Stored data entries
☆ ☆ ☆ ☆
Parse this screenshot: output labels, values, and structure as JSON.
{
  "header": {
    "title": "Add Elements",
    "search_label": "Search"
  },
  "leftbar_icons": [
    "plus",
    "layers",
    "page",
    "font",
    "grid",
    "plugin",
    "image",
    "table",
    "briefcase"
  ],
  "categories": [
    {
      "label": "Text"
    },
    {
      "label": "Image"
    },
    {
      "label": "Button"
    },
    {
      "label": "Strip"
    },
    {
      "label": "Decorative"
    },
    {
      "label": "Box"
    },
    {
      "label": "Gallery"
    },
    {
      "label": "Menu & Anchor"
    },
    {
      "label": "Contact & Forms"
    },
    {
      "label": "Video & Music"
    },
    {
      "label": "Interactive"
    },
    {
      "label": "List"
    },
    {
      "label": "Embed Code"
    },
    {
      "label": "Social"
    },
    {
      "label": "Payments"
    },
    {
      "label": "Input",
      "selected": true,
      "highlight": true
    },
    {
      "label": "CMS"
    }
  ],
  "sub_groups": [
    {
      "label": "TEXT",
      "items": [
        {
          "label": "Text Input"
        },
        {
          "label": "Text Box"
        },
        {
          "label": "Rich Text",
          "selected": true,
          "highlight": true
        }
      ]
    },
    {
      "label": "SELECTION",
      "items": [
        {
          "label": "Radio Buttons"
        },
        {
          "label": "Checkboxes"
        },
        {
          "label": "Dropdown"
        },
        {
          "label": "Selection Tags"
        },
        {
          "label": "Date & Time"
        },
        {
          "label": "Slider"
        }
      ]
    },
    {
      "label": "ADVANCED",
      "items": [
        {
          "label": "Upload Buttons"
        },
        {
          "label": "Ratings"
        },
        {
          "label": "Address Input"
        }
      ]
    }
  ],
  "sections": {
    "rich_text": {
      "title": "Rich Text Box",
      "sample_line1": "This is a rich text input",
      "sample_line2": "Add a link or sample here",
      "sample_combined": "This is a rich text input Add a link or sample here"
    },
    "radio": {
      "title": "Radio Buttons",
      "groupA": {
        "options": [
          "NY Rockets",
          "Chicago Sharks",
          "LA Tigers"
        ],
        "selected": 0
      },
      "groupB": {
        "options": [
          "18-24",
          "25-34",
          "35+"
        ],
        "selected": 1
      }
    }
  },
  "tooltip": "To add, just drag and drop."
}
☆ ☆ ☆ ☆
-- Job --
Retype the data in full and match it exactly.

-- Correct answer --
Parse this screenshot: output labels, values, and structure as JSON.
{
  "header": {
    "title": "Add Elements",
    "search_label": "Search"
  },
  "leftbar_icons": [
    "plus",
    "layers",
    "page",
    "font",
    "grid",
    "plugin",
    "image",
    "table",
    "briefcase"
  ],
  "categories": [
    {
      "label": "Text"
    },
    {
      "label": "Image"
    },
    {
      "label": "Button"
    },
    {
      "label": "Strip"
    },
    {
      "label": "Decorative"
    },
    {
      "label": "Box"
    },
    {
      "label": "Gallery"
    },
    {
      "label": "Menu & Anchor"
    },
    {
      "label": "Contact & Forms"
    },
    {
      "label": "Video & Music"
    },
    {
      "label": "Interactive"
    },
    {
      "label": "List"
    },
    {
      "label": "Embed Code"
    },
    {
      "label": "Social"
    },
    {
      "label": "Payments"
    },
    {
      "label": "Input",
      "selected": true,
      "highlight": true
    },
    {
      "label": "CMS"
    }
  ],
  "sub_groups": [
    {
      "label": "TEXT",
      "items": [
        {
          "label": "Text Input"
        },
        {
          "label": "Text Box"
        },
        {
          "label": "Rich Text",
          "selected": true,
          "highlight": true
        }
      ]
    },
    {
      "label": "SELECTION",
      "items": [
        {
          "label": "Radio Buttons"
        },
        {
          "label": "Checkboxes"
        },
        {
          "label": "Dropdown"
        },
        {
          "label": "Selection Tags"
        },
        {
          "label": "Date & Time"
        },
        {
          "label": "Slider"
        }
      ]
    },
    {
      "label": "ADVANCED",
      "items": [
        {
          "label": "Upload Buttons"
        },
        {
          "label": "Ratings"
        },
        {
          "label": "Address Input"
        }
      ]
    }
  ],
  "sections": {
    "rich_text": {
      "title": "Rich Text Box",
      "sample_line1": "This is a rich text input",
      "sample_line2": "Add a link or sample here",
      "sample_combined": "This is a rich text input Add a link or sample here"
    },
    "radio": {
      "title": "Radio Buttons",
      "groupA": {
        "options": [
          "NY Rockets",
          "Chicago Sharks",
          "LA Tigers"
        ],
        "selected": 0
      },
      "groupB": {
        "options": [
          "18-24",
          "25-34",
          "35+"
        ],
        "selected": 1
      }
    }
  },
  "tooltip": "To add, just drag and drop."
}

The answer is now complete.